▶ _Work to do_: Search the records for "this". Copy every line where it appears.

(Items from a data source)
## Start
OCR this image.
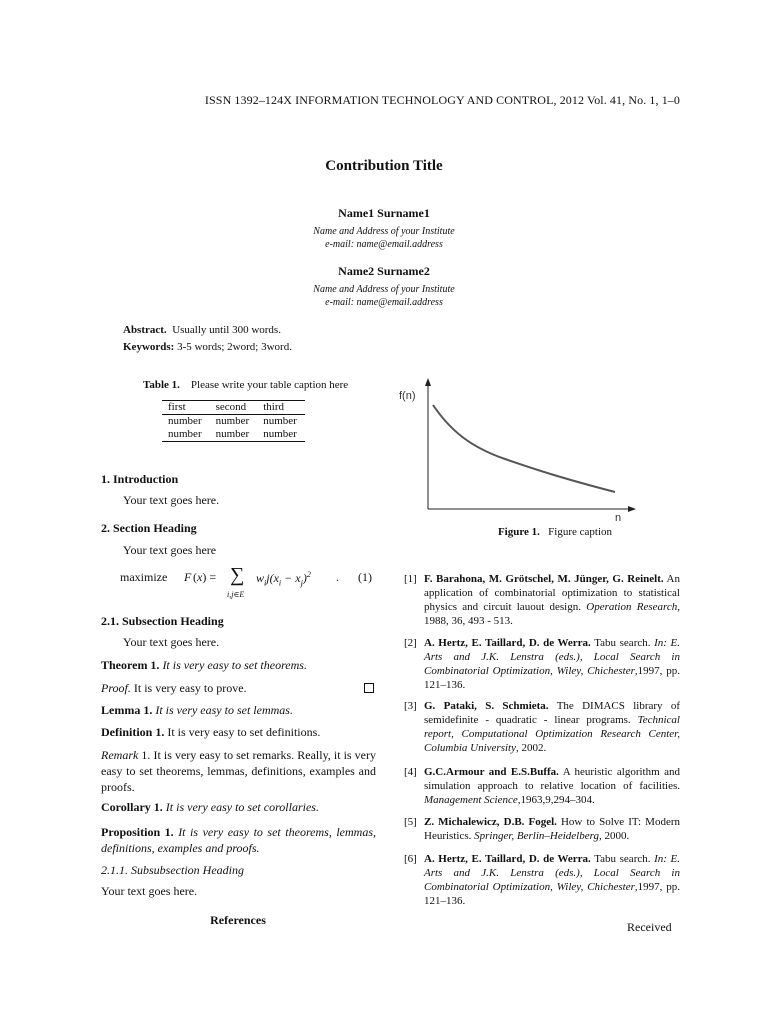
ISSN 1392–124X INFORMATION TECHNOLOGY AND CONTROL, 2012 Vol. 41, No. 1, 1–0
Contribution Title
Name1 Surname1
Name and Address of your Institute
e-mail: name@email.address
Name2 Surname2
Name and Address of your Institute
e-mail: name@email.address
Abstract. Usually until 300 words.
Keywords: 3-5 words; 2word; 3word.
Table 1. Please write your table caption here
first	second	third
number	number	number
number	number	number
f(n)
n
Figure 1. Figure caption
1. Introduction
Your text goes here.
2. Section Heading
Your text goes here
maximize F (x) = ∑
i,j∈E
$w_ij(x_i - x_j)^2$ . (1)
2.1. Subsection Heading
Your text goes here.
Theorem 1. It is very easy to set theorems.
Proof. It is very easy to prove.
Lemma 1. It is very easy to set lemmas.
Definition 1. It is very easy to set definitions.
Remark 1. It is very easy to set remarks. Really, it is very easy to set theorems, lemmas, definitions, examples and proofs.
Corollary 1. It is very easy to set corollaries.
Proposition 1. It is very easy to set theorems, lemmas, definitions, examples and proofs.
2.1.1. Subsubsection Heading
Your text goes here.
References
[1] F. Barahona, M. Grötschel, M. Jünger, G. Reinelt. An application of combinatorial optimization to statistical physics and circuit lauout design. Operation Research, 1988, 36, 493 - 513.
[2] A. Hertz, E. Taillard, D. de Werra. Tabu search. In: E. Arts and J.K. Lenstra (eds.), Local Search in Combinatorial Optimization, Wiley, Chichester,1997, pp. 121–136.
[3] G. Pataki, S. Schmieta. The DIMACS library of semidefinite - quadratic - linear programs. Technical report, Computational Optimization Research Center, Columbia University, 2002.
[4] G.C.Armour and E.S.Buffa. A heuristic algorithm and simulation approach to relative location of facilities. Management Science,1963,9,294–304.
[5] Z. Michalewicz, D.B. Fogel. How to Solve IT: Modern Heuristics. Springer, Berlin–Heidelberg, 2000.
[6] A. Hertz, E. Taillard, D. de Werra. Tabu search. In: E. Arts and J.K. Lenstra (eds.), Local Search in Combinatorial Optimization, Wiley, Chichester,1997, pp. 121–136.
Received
## End
## Start
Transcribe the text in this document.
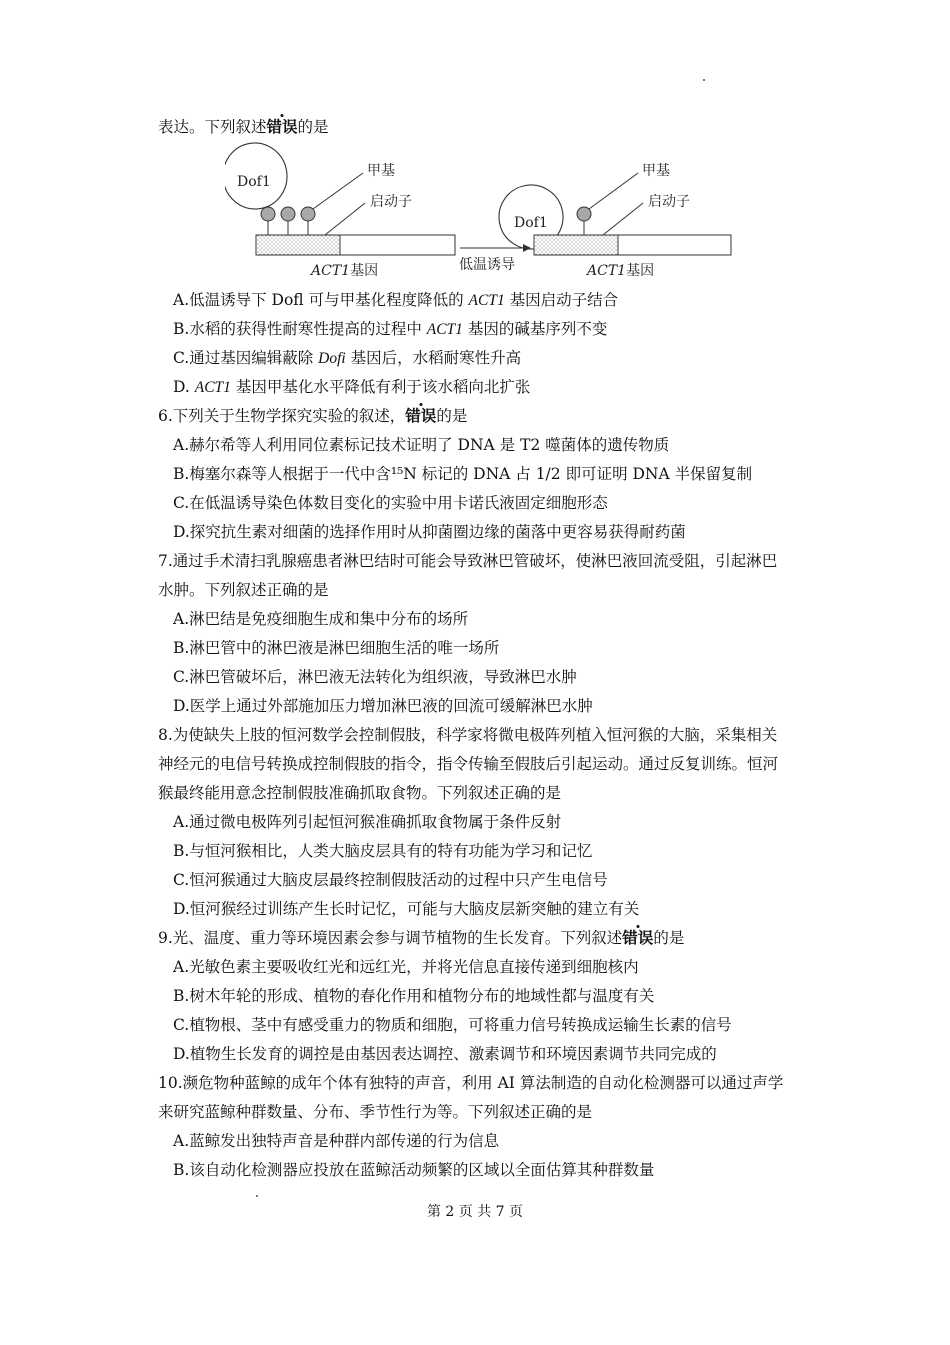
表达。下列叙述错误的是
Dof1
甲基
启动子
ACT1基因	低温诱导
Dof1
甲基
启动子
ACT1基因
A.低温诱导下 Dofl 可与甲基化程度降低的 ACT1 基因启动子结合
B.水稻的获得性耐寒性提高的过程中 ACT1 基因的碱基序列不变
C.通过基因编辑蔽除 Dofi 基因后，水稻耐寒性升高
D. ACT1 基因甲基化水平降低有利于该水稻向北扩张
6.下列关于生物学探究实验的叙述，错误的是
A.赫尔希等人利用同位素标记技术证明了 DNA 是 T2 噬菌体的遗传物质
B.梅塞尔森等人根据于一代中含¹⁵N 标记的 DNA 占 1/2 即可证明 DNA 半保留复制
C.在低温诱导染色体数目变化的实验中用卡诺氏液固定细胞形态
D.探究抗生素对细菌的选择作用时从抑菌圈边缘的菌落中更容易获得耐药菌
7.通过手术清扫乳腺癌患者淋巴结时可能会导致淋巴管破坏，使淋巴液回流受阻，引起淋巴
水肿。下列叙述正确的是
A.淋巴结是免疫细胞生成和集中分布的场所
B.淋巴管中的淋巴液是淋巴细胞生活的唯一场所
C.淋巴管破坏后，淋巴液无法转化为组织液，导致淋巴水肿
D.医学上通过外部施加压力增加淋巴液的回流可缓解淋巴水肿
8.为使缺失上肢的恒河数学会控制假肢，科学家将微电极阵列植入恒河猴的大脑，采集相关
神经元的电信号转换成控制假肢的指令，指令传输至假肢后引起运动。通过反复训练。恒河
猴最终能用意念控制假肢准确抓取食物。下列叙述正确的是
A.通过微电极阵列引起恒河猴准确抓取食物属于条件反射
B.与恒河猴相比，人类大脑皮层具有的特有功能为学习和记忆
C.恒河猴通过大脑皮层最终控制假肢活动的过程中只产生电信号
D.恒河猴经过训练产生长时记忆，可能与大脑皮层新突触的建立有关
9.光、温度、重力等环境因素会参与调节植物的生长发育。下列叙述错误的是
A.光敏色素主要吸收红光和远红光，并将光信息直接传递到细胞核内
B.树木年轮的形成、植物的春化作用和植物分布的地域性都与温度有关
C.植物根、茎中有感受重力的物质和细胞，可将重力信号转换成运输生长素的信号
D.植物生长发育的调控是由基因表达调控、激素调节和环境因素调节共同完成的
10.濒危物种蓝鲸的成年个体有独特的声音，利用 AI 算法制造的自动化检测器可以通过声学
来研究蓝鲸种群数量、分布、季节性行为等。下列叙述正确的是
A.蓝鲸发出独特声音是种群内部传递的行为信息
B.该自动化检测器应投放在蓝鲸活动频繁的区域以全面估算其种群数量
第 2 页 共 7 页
## End
▶ _Exercise result_:
OCR this image.
Transcribe the text in this document.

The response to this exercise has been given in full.